*Stated task*. Report how many lines include the word "document", and nothing besides that number.

*Input for this task*.
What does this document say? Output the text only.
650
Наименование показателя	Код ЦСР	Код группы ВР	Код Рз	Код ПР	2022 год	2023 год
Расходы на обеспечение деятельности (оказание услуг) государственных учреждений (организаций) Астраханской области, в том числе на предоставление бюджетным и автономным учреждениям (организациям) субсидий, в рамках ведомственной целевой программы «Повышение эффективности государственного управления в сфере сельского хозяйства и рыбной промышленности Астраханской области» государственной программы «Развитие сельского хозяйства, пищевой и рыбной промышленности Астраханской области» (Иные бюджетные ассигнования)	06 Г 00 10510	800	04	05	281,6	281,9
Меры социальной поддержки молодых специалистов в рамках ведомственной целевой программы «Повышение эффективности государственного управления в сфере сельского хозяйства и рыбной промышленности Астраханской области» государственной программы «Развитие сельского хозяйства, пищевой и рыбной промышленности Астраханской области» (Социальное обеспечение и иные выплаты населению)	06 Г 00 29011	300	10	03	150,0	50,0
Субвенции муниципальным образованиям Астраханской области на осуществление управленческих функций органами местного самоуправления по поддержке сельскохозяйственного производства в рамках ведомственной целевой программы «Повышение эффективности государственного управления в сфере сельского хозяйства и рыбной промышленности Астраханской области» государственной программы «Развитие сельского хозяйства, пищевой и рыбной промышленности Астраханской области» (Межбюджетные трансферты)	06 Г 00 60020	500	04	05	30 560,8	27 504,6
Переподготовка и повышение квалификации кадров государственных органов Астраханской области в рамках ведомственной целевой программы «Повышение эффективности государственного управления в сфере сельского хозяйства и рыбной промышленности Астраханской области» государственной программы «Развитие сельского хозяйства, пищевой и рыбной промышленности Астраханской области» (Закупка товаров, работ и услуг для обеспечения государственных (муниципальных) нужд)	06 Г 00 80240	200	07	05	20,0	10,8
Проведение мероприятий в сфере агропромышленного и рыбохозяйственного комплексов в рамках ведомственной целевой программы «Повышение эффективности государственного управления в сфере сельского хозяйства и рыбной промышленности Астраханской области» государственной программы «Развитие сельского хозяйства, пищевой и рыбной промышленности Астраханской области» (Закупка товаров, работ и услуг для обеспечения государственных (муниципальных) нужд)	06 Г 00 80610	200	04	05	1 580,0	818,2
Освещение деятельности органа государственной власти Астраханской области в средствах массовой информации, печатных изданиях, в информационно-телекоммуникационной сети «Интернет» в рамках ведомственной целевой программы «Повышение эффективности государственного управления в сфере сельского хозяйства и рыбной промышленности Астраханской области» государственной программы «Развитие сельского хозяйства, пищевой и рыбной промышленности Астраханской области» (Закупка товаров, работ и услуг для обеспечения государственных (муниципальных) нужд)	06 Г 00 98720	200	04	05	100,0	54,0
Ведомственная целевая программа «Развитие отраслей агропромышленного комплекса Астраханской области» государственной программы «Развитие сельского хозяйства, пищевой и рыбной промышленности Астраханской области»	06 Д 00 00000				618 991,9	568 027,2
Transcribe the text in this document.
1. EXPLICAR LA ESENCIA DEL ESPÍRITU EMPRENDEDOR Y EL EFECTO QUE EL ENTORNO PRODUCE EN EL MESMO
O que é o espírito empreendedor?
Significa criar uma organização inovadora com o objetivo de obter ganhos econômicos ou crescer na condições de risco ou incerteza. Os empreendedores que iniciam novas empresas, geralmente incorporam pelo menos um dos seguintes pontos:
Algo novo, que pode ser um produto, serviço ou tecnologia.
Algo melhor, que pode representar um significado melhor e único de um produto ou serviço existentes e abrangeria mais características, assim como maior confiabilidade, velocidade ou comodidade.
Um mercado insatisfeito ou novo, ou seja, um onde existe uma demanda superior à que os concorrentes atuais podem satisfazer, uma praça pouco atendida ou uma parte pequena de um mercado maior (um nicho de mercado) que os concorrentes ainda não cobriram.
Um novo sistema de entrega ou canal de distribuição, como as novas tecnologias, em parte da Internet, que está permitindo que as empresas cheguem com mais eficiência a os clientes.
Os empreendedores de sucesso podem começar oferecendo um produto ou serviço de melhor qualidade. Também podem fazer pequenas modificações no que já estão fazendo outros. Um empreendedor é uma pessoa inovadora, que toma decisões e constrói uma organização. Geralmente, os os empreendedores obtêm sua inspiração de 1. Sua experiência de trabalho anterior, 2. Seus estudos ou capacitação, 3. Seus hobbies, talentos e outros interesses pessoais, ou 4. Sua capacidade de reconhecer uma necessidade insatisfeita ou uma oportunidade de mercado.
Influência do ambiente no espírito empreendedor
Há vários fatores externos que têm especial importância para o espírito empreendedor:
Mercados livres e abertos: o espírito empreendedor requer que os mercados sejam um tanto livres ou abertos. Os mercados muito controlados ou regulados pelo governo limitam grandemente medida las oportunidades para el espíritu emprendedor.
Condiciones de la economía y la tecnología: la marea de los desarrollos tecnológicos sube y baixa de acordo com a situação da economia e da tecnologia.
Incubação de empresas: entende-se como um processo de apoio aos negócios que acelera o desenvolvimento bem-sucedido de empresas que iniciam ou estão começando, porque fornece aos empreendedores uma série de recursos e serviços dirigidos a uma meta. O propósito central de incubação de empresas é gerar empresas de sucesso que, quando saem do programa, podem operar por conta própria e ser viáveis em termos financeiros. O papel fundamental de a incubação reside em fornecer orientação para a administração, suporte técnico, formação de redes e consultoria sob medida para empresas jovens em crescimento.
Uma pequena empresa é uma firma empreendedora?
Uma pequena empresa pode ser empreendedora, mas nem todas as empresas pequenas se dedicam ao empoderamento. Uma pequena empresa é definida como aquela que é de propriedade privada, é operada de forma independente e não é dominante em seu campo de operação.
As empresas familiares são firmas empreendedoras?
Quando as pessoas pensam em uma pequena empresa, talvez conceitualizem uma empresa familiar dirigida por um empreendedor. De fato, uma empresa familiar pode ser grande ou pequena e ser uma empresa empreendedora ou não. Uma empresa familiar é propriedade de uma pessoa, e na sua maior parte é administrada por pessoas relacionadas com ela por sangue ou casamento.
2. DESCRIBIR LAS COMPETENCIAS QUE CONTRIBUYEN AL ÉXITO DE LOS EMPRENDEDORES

*Full answer*. 2